▸ **WHAT IS NEEDED**
Scan the entries below. List each line with "Upper".

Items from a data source
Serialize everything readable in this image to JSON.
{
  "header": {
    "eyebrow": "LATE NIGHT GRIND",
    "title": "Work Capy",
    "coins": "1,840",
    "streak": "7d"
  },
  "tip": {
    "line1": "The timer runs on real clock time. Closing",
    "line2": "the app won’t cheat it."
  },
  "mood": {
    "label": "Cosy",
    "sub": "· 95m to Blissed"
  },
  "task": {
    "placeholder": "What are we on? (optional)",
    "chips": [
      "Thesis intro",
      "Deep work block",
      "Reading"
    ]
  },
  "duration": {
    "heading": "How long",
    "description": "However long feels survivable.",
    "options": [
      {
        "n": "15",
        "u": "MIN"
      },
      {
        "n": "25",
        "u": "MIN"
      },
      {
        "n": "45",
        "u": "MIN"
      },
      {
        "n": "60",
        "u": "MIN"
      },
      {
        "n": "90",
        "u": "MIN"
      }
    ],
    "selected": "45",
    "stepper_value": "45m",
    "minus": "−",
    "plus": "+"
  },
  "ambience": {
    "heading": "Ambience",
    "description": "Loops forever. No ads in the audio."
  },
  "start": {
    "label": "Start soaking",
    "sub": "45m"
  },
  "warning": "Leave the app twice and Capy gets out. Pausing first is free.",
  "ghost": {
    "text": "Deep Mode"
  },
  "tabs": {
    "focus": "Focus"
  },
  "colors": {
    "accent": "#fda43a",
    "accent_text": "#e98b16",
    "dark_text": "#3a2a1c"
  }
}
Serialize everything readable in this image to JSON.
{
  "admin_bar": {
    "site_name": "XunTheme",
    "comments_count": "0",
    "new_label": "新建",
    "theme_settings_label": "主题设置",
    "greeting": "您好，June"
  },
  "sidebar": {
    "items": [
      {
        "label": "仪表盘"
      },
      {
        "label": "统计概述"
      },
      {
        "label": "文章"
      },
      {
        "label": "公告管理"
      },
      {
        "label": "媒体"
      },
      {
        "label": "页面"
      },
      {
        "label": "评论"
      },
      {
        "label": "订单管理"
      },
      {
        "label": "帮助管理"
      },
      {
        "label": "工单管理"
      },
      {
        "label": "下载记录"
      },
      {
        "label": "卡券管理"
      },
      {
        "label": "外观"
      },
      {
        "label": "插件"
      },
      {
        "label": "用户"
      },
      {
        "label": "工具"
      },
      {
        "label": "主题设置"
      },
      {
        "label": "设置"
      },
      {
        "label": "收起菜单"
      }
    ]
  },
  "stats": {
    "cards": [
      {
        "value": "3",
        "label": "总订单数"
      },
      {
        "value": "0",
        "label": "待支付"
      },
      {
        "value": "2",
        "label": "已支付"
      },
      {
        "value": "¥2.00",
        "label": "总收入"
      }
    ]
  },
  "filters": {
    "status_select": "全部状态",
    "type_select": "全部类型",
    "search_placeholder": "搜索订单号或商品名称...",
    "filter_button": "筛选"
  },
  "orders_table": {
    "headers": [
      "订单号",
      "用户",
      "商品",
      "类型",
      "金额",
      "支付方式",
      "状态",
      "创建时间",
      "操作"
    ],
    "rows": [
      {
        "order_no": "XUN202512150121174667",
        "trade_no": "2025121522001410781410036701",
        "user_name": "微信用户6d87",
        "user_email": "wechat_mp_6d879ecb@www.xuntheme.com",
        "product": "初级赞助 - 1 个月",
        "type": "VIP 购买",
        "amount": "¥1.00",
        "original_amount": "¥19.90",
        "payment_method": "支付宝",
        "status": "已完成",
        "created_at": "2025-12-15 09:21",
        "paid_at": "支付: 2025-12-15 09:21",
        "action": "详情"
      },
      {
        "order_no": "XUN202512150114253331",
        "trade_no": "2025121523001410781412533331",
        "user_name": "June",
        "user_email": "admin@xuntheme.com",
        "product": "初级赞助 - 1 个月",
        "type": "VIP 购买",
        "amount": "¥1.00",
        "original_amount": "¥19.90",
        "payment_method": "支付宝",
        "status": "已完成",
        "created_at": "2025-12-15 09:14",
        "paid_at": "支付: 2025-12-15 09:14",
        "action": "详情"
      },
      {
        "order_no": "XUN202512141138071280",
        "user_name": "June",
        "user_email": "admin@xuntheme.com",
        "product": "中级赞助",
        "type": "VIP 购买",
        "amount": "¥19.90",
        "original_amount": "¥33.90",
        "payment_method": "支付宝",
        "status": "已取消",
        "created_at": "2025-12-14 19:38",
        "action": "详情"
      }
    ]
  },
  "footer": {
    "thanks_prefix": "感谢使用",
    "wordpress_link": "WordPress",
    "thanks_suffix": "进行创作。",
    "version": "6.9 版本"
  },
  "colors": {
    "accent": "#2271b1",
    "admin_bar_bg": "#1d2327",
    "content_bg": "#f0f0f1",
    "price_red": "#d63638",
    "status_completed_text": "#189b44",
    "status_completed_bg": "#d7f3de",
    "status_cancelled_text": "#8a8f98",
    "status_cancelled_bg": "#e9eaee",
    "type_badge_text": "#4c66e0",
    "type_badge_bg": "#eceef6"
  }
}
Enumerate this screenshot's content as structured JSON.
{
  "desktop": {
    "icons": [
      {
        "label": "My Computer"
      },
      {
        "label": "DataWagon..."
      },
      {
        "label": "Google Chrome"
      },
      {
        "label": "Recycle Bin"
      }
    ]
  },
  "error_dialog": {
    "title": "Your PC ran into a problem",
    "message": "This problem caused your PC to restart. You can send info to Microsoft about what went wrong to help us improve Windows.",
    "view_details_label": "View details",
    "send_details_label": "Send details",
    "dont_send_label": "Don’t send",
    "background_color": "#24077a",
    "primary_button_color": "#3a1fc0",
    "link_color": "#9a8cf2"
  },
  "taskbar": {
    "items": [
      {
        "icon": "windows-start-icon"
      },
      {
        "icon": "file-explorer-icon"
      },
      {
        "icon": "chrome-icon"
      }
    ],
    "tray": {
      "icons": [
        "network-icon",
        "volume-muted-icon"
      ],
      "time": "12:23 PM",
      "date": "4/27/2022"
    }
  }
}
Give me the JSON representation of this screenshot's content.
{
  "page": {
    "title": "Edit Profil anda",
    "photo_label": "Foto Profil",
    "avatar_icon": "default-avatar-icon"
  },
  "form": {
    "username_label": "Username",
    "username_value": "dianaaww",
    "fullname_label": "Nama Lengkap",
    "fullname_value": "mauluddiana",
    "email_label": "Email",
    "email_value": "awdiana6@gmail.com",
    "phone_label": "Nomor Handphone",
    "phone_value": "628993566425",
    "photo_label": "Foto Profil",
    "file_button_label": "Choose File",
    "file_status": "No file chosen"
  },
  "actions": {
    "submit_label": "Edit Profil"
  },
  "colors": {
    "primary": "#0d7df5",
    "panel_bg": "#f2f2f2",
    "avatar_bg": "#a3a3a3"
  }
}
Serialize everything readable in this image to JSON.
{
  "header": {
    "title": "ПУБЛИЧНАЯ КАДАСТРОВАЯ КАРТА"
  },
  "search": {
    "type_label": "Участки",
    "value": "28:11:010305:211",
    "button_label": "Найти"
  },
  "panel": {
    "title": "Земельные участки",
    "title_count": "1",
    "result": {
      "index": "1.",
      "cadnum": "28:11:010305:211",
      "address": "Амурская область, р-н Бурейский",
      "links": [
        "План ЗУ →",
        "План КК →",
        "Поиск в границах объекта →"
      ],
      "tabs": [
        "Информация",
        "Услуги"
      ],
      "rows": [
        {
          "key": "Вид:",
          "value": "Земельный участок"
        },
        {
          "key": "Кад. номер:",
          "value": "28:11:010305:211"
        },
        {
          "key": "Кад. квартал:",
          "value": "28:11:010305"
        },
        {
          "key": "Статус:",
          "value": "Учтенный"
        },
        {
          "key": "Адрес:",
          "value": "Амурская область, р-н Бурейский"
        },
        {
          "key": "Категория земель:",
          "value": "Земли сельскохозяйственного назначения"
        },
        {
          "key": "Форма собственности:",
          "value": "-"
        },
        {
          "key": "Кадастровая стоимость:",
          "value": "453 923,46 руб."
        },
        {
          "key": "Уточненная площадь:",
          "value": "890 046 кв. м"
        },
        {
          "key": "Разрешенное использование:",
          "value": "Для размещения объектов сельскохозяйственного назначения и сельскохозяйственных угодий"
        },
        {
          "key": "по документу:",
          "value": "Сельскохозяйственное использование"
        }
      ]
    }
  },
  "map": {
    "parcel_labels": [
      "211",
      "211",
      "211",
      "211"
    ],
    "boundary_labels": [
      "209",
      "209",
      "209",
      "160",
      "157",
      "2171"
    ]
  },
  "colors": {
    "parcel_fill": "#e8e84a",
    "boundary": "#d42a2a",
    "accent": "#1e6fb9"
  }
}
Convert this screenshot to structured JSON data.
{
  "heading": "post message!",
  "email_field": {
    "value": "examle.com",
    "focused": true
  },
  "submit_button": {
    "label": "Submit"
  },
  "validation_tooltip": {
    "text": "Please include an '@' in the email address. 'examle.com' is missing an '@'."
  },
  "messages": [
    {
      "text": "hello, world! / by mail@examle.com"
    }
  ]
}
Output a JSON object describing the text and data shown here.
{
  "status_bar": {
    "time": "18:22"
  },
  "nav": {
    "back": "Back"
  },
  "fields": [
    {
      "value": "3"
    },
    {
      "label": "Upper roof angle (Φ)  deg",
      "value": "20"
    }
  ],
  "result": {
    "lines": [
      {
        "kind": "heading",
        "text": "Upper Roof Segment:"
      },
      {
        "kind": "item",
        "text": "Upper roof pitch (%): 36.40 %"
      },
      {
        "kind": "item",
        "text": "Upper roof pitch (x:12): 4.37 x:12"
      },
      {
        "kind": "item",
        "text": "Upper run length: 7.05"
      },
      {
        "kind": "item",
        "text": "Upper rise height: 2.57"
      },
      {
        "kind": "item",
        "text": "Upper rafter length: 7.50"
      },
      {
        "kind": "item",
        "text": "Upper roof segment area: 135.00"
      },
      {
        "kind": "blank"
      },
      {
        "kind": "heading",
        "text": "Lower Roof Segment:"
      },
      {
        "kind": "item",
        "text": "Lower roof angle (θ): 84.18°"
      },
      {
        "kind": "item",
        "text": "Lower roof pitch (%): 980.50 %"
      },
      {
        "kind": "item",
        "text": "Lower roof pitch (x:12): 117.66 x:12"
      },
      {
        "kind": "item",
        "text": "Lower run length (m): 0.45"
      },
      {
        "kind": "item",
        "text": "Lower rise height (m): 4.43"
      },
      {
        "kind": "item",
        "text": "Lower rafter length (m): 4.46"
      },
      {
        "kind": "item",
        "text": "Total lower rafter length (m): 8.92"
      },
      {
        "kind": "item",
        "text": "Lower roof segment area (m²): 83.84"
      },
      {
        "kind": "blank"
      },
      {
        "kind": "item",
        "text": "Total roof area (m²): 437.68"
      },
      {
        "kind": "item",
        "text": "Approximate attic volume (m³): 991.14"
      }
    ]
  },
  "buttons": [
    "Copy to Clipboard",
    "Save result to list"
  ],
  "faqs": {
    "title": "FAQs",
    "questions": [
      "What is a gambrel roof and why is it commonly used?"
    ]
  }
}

▸ **ANSWER TO THIS TASK**
      "label": "Upper roof angle (Φ)  deg",
        "text": "Upper Roof Segment:"
        "text": "Upper roof pitch (%): 36.40 %"
        "text": "Upper roof pitch (x:12): 4.37 x:12"
        "text": "Upper run length: 7.05"
        "text": "Upper rise height: 2.57"
        "text": "Upper rafter length: 7.50"
        "text": "Upper roof segment area: 135.00"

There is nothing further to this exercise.